A run of records ->
■ ■ ■ ■
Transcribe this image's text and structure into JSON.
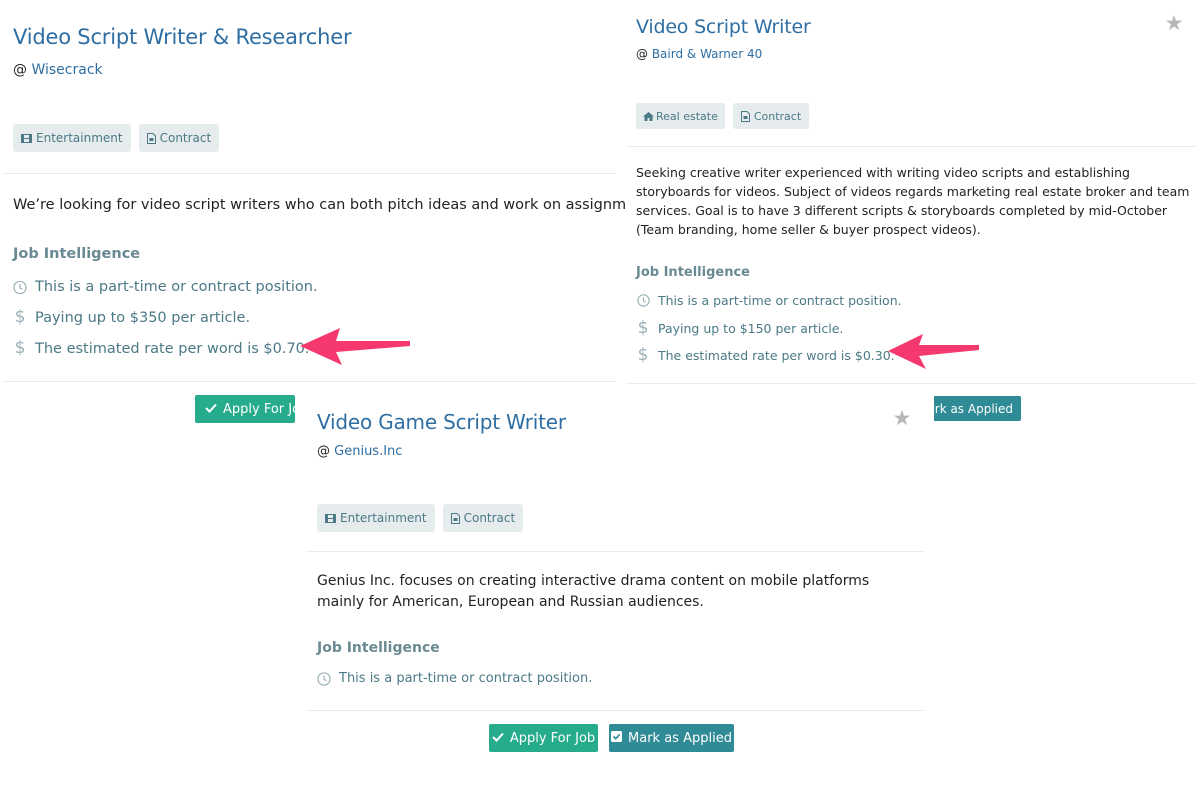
{
  "cards": [
    {
      "title": "Video Script Writer & Researcher",
      "company_prefix": "@",
      "company": "Wisecrack",
      "tags": [
        {
          "icon": "film-icon",
          "label": "Entertainment"
        },
        {
          "icon": "document-icon",
          "label": "Contract"
        }
      ],
      "description": "We’re looking for video script writers who can both pitch ideas and work on assignments.",
      "job_intelligence_title": "Job Intelligence",
      "intel": [
        {
          "icon": "clock-icon",
          "text": "This is a part-time or contract position."
        },
        {
          "icon": "dollar-icon",
          "text": "Paying up to $350 per article."
        },
        {
          "icon": "dollar-icon",
          "text": "The estimated rate per word is $0.70."
        }
      ],
      "apply_label": "Apply For Job",
      "apply_label_visible": "Apply For Jo"
    },
    {
      "title": "Video Script Writer",
      "company_prefix": "@",
      "company": "Baird & Warner 40",
      "tags": [
        {
          "icon": "home-icon",
          "label": "Real estate"
        },
        {
          "icon": "document-icon",
          "label": "Contract"
        }
      ],
      "description": "Seeking creative writer experienced with writing video scripts and establishing storyboards for videos. Subject of videos regards marketing real estate broker and team services. Goal is to have 3 different scripts & storyboards completed by mid-October (Team branding, home seller & buyer prospect videos).",
      "job_intelligence_title": "Job Intelligence",
      "intel": [
        {
          "icon": "clock-icon",
          "text": "This is a part-time or contract position."
        },
        {
          "icon": "dollar-icon",
          "text": "Paying up to $150 per article."
        },
        {
          "icon": "dollar-icon",
          "text": "The estimated rate per word is $0.30."
        }
      ],
      "mark_label_visible": "ark as Applied"
    },
    {
      "title": "Video Game Script Writer",
      "company_prefix": "@",
      "company": "Genius.Inc",
      "tags": [
        {
          "icon": "film-icon",
          "label": "Entertainment"
        },
        {
          "icon": "document-icon",
          "label": "Contract"
        }
      ],
      "description": "Genius Inc. focuses on creating interactive drama content on mobile platforms mainly for American, European and Russian audiences.",
      "job_intelligence_title": "Job Intelligence",
      "intel": [
        {
          "icon": "clock-icon",
          "text": "This is a part-time or contract position."
        }
      ],
      "apply_label": "Apply For Job",
      "mark_label": "Mark as Applied"
    }
  ],
  "colors": {
    "title_blue": "#2f6ea3",
    "apply_green": "#26ab8d",
    "mark_teal": "#2f8b96",
    "annotation_arrow": "#f5386e",
    "star_gray": "#b7b7b7"
  }
}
■ ■ ■ ■
Problem requirements ->
Any pictures should be dropped; transcribe the rest of the records above exactly.

Result for this exercise ->
Transcribe this image's text and structure into JSON.
{
  "cards": [
    {
      "title": "Video Script Writer & Researcher",
      "company_prefix": "@",
      "company": "Wisecrack",
      "tags": [
        {
          "icon": "film-icon",
          "label": "Entertainment"
        },
        {
          "icon": "document-icon",
          "label": "Contract"
        }
      ],
      "description": "We’re looking for video script writers who can both pitch ideas and work on assignments.",
      "job_intelligence_title": "Job Intelligence",
      "intel": [
        {
          "icon": "clock-icon",
          "text": "This is a part-time or contract position."
        },
        {
          "icon": "dollar-icon",
          "text": "Paying up to $350 per article."
        },
        {
          "icon": "dollar-icon",
          "text": "The estimated rate per word is $0.70."
        }
      ],
      "apply_label": "Apply For Job",
      "apply_label_visible": "Apply For Jo"
    },
    {
      "title": "Video Script Writer",
      "company_prefix": "@",
      "company": "Baird & Warner 40",
      "tags": [
        {
          "icon": "home-icon",
          "label": "Real estate"
        },
        {
          "icon": "document-icon",
          "label": "Contract"
        }
      ],
      "description": "Seeking creative writer experienced with writing video scripts and establishing storyboards for videos. Subject of videos regards marketing real estate broker and team services. Goal is to have 3 different scripts & storyboards completed by mid-October (Team branding, home seller & buyer prospect videos).",
      "job_intelligence_title": "Job Intelligence",
      "intel": [
        {
          "icon": "clock-icon",
          "text": "This is a part-time or contract position."
        },
        {
          "icon": "dollar-icon",
          "text": "Paying up to $150 per article."
        },
        {
          "icon": "dollar-icon",
          "text": "The estimated rate per word is $0.30."
        }
      ],
      "mark_label_visible": "ark as Applied"
    },
    {
      "title": "Video Game Script Writer",
      "company_prefix": "@",
      "company": "Genius.Inc",
      "tags": [
        {
          "icon": "film-icon",
          "label": "Entertainment"
        },
        {
          "icon": "document-icon",
          "label": "Contract"
        }
      ],
      "description": "Genius Inc. focuses on creating interactive drama content on mobile platforms mainly for American, European and Russian audiences.",
      "job_intelligence_title": "Job Intelligence",
      "intel": [
        {
          "icon": "clock-icon",
          "text": "This is a part-time or contract position."
        }
      ],
      "apply_label": "Apply For Job",
      "mark_label": "Mark as Applied"
    }
  ],
  "colors": {
    "title_blue": "#2f6ea3",
    "apply_green": "#26ab8d",
    "mark_teal": "#2f8b96",
    "annotation_arrow": "#f5386e",
    "star_gray": "#b7b7b7"
  }
}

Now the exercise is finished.